**THE REQUEST**
Which lines hold the word "Cutometer"? Copy each of them from the material.

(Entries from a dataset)
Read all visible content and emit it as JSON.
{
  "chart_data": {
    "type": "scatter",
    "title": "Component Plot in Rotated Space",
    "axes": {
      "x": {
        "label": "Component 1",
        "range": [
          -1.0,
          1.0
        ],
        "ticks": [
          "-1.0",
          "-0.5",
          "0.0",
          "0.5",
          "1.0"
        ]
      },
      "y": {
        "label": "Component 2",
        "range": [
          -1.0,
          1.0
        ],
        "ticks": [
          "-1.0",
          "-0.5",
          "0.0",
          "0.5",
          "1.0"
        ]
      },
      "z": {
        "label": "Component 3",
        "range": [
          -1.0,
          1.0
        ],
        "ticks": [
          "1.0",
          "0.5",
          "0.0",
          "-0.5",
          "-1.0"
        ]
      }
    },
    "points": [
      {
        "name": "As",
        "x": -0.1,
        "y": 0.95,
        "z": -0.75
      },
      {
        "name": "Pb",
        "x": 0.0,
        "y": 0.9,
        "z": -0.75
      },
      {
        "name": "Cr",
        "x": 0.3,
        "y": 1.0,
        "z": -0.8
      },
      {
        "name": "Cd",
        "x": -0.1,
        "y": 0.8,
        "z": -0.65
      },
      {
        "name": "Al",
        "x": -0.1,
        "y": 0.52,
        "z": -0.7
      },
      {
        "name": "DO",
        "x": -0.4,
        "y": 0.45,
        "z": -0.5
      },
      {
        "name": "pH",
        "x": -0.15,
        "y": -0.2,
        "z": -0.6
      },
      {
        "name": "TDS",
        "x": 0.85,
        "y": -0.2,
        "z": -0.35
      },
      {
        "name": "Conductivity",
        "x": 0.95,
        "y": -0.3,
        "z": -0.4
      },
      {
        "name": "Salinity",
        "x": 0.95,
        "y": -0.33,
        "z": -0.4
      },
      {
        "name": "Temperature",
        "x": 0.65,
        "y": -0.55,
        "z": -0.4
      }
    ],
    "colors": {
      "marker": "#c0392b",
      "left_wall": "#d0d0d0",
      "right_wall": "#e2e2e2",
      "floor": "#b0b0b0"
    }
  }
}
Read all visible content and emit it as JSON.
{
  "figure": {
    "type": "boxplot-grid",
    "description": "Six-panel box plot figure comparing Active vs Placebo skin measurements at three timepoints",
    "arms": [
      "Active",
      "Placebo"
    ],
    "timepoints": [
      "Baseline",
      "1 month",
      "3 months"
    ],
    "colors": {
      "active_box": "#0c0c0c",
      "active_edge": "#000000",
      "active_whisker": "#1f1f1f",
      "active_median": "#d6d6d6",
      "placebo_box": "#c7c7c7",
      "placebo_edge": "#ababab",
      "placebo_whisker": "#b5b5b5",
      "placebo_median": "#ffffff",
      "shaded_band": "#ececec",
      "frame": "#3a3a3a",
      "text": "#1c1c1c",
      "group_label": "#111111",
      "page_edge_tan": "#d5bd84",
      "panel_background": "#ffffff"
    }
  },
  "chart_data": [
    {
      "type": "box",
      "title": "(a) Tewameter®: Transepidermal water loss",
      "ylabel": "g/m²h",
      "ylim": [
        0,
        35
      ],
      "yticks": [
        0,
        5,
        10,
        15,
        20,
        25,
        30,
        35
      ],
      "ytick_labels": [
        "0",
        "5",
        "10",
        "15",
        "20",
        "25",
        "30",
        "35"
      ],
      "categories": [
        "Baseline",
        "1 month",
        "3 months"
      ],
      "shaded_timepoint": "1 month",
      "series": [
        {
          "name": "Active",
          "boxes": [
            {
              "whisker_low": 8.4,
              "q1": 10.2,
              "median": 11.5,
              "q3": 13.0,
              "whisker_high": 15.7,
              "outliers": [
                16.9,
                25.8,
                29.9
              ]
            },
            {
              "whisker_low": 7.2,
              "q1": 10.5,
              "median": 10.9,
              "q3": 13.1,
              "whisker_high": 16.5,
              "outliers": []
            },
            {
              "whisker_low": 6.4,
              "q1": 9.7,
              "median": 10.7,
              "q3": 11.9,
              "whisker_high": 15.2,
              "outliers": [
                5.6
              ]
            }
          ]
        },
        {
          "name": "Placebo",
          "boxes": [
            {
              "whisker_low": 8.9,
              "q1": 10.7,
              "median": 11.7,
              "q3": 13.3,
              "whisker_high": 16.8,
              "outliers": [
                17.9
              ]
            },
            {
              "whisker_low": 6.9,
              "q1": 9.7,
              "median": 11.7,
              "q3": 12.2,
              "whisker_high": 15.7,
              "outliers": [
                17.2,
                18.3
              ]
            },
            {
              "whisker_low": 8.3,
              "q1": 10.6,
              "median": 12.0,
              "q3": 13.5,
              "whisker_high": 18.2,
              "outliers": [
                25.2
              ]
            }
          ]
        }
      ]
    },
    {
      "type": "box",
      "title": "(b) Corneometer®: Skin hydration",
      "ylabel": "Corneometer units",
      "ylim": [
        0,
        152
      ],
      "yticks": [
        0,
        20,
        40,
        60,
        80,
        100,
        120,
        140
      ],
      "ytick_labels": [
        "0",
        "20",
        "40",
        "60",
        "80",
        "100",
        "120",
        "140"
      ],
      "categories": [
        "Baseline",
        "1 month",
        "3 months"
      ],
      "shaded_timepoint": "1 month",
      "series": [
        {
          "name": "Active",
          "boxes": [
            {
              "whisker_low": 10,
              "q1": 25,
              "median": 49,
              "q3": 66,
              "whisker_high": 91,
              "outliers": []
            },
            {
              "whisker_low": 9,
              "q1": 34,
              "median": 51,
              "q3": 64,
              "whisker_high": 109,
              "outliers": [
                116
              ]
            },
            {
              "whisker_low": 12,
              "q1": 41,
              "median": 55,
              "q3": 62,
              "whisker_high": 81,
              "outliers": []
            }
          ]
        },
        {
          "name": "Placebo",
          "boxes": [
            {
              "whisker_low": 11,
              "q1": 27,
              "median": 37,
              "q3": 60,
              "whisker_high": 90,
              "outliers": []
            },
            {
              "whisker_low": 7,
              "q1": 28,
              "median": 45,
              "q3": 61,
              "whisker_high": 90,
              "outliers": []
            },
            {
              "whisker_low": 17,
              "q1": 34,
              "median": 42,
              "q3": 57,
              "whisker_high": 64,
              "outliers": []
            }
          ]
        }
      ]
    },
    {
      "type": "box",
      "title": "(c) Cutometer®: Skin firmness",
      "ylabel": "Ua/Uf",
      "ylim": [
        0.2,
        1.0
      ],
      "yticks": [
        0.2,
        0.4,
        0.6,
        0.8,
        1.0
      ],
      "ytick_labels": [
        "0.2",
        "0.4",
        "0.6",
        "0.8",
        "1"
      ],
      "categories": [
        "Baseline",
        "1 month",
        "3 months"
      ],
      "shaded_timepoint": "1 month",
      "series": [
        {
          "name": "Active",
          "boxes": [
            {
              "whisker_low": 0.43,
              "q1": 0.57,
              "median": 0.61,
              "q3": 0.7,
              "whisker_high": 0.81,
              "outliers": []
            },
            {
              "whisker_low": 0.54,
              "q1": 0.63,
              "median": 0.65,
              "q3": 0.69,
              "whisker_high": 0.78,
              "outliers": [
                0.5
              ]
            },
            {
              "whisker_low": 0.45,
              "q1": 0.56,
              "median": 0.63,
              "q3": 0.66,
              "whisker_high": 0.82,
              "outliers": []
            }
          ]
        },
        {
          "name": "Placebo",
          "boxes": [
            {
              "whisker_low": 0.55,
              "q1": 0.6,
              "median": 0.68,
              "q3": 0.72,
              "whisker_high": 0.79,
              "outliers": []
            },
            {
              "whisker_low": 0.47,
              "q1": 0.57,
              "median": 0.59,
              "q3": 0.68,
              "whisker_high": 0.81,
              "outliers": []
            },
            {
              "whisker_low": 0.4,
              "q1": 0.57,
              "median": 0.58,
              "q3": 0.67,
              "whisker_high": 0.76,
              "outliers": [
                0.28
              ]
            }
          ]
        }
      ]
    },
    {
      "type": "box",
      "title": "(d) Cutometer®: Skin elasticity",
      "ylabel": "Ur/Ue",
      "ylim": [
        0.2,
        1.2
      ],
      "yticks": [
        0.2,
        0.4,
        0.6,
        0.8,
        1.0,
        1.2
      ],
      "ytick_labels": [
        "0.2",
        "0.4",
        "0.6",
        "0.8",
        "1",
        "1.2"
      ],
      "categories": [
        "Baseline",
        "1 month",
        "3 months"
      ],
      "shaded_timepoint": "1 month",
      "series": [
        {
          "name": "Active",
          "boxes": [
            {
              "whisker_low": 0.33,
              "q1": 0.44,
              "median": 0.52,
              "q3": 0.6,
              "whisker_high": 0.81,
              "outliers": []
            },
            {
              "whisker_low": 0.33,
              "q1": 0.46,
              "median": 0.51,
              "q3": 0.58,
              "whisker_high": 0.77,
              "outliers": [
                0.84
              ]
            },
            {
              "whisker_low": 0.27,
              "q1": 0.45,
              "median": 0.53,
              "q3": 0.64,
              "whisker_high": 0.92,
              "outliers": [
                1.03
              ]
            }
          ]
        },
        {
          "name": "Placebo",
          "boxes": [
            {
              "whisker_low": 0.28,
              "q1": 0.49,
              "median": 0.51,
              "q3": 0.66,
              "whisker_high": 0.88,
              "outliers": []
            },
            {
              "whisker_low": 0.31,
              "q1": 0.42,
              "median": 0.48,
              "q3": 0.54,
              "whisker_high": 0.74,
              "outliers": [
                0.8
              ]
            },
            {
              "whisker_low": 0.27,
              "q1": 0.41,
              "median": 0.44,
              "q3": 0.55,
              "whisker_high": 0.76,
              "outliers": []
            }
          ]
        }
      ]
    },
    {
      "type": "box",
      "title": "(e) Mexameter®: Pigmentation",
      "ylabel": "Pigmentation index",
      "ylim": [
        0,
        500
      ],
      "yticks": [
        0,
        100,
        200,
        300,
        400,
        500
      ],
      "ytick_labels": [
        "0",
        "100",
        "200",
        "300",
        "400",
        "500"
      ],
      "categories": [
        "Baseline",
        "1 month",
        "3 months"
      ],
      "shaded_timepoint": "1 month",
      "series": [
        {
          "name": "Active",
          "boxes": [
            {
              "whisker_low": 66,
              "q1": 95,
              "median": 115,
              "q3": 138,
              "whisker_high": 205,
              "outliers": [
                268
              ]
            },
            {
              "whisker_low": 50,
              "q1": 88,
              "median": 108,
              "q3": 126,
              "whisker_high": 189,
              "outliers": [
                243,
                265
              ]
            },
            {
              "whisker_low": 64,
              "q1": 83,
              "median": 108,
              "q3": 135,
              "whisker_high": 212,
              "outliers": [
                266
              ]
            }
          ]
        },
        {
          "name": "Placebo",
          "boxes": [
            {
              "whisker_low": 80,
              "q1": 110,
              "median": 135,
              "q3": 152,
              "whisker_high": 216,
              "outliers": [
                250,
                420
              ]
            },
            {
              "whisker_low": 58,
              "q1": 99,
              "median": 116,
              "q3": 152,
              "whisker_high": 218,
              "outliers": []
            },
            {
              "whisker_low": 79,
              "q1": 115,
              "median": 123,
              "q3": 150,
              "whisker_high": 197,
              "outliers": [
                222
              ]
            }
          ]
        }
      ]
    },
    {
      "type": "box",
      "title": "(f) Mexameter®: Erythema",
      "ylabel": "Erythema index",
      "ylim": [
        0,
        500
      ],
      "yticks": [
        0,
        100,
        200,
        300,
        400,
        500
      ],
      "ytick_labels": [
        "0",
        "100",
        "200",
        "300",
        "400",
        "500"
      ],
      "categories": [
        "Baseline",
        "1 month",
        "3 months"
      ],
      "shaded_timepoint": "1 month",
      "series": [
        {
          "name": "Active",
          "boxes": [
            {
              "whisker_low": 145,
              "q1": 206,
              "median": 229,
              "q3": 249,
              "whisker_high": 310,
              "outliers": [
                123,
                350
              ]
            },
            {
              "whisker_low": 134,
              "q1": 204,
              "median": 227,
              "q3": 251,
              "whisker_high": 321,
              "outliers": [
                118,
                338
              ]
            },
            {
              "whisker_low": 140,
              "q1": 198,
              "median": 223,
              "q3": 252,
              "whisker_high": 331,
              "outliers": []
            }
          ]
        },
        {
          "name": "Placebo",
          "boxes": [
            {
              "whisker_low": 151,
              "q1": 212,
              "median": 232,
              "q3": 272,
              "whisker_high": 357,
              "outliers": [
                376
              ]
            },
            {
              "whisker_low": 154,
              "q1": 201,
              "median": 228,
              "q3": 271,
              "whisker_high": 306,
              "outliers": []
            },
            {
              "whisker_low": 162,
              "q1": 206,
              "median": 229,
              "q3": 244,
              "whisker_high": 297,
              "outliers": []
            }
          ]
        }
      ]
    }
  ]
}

**SOLUTION**
      "title": "(c) Cutometer®: Skin firmness",
      "title": "(d) Cutometer®: Skin elasticity",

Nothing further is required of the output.